- _TASK GOAL_: Go through the listing below and list every line with "orientation".

- _SUPPLIED DATA_:
----
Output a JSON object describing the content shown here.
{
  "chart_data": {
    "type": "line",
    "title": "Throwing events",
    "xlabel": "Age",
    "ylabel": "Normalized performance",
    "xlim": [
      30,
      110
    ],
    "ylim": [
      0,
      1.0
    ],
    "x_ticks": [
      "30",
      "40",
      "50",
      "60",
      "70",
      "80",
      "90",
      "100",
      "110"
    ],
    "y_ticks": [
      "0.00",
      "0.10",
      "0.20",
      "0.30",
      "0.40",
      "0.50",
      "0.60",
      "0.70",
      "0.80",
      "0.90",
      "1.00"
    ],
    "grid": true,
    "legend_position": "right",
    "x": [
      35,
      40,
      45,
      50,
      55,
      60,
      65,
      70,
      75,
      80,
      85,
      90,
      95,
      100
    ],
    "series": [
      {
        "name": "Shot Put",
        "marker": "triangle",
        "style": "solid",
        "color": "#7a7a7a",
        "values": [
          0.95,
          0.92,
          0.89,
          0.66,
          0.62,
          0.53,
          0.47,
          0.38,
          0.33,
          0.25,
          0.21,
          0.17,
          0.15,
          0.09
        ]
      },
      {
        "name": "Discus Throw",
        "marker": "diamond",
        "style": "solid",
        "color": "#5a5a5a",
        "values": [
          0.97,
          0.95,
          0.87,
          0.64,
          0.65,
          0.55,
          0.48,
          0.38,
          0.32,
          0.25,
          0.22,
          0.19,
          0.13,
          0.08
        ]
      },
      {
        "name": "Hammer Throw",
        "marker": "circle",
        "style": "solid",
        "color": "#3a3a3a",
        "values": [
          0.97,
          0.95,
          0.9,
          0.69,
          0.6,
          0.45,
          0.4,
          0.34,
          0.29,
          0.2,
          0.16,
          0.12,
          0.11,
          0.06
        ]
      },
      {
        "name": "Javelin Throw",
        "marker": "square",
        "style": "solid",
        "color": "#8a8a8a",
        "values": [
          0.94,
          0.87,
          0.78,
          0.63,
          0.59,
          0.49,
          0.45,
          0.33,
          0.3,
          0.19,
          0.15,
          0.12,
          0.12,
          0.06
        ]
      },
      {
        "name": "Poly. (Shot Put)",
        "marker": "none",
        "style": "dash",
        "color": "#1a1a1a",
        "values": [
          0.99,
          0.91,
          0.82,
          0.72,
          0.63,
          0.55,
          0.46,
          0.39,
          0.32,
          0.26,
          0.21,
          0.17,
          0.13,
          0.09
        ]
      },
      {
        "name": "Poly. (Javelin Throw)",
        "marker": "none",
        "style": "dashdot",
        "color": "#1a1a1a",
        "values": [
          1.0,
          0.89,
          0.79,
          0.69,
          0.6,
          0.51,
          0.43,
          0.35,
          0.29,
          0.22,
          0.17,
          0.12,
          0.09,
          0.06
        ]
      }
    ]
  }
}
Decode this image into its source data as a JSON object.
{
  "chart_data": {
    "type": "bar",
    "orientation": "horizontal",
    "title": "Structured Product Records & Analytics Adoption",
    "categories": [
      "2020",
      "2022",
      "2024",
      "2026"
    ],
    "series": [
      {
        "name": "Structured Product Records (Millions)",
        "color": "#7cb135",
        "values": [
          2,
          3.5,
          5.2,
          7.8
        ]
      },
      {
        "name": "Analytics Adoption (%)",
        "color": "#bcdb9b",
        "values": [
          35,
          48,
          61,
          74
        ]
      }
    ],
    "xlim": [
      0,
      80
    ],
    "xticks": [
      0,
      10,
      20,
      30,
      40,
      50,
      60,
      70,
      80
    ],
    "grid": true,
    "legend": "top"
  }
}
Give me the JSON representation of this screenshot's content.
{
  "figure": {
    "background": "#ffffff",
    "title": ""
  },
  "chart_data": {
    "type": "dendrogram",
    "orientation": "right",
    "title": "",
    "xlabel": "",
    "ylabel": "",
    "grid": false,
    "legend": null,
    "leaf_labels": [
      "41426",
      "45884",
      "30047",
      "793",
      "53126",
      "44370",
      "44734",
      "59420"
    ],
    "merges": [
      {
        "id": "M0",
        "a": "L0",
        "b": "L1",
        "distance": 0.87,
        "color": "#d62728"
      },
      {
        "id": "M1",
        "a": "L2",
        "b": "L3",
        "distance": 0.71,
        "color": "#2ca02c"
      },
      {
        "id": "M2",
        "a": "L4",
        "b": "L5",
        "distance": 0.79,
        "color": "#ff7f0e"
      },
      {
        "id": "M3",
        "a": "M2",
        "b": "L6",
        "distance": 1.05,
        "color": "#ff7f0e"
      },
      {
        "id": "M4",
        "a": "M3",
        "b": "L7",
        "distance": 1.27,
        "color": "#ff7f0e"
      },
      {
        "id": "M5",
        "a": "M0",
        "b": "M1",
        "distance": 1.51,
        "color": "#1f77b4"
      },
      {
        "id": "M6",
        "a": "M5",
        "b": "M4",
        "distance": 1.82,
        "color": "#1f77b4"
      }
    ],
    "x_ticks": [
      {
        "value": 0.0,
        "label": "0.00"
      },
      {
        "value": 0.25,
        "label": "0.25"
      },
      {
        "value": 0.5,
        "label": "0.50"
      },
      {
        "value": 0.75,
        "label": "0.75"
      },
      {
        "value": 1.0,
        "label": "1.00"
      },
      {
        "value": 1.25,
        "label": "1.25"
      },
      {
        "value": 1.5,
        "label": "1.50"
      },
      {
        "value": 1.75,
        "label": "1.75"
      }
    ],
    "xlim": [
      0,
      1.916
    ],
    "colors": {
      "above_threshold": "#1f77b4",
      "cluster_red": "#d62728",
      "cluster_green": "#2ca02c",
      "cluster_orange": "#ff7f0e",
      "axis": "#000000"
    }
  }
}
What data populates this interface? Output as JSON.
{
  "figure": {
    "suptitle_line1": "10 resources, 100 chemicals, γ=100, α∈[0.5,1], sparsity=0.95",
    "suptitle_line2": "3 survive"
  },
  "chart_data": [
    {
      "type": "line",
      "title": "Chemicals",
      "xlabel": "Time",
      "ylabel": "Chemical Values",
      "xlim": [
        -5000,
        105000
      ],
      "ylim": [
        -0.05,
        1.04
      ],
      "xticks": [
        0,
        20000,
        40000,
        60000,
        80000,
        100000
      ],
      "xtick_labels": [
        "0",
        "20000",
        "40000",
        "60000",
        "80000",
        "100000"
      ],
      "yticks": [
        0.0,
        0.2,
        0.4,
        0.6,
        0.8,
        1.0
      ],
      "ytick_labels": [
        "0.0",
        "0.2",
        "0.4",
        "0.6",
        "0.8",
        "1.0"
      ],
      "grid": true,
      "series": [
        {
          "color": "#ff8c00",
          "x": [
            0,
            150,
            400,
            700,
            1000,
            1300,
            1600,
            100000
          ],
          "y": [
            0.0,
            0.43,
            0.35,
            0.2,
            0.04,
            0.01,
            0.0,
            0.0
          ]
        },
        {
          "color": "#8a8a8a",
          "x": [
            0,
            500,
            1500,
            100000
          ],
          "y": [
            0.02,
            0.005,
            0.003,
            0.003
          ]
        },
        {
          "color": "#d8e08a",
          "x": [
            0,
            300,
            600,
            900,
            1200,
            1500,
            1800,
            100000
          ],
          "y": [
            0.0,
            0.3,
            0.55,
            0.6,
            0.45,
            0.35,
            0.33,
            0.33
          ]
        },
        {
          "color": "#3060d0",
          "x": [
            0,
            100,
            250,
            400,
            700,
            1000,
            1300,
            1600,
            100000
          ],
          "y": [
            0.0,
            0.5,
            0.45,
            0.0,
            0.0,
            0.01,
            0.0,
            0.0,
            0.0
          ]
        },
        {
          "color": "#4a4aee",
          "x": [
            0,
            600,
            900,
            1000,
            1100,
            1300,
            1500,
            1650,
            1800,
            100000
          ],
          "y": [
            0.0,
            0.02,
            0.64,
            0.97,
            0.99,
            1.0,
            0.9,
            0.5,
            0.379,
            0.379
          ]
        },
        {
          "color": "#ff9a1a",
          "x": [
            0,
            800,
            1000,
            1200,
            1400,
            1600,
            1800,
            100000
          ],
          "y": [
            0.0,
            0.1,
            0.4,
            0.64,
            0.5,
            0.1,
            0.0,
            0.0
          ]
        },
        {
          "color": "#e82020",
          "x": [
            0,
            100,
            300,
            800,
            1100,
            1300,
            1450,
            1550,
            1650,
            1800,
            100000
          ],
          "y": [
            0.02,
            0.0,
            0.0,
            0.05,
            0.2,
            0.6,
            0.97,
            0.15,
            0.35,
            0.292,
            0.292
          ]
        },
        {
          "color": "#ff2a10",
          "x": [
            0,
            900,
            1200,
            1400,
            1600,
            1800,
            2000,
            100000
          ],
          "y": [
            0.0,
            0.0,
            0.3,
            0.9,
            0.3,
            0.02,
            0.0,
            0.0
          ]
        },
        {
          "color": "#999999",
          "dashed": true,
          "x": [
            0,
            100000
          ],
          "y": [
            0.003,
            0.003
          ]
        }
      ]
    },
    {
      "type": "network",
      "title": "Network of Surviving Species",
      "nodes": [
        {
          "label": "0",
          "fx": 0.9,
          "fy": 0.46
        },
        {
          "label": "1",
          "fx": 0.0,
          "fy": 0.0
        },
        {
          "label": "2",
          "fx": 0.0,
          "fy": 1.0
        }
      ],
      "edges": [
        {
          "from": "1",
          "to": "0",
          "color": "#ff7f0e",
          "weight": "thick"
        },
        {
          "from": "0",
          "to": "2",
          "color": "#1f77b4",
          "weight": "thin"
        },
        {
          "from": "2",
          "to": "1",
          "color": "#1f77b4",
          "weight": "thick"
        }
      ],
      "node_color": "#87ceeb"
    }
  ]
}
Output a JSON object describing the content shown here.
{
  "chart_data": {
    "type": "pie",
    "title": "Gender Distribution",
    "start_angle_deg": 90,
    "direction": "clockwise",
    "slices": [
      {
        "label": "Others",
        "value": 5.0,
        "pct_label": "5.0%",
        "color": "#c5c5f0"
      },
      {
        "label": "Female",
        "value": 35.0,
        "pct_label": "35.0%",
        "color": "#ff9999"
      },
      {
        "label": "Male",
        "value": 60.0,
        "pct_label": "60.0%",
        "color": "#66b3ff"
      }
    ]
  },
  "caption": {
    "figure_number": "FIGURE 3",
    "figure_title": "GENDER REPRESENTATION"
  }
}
----
- _RESULT OF THE EXERCISE_:
    "orientation": "horizontal",
    "orientation": "right",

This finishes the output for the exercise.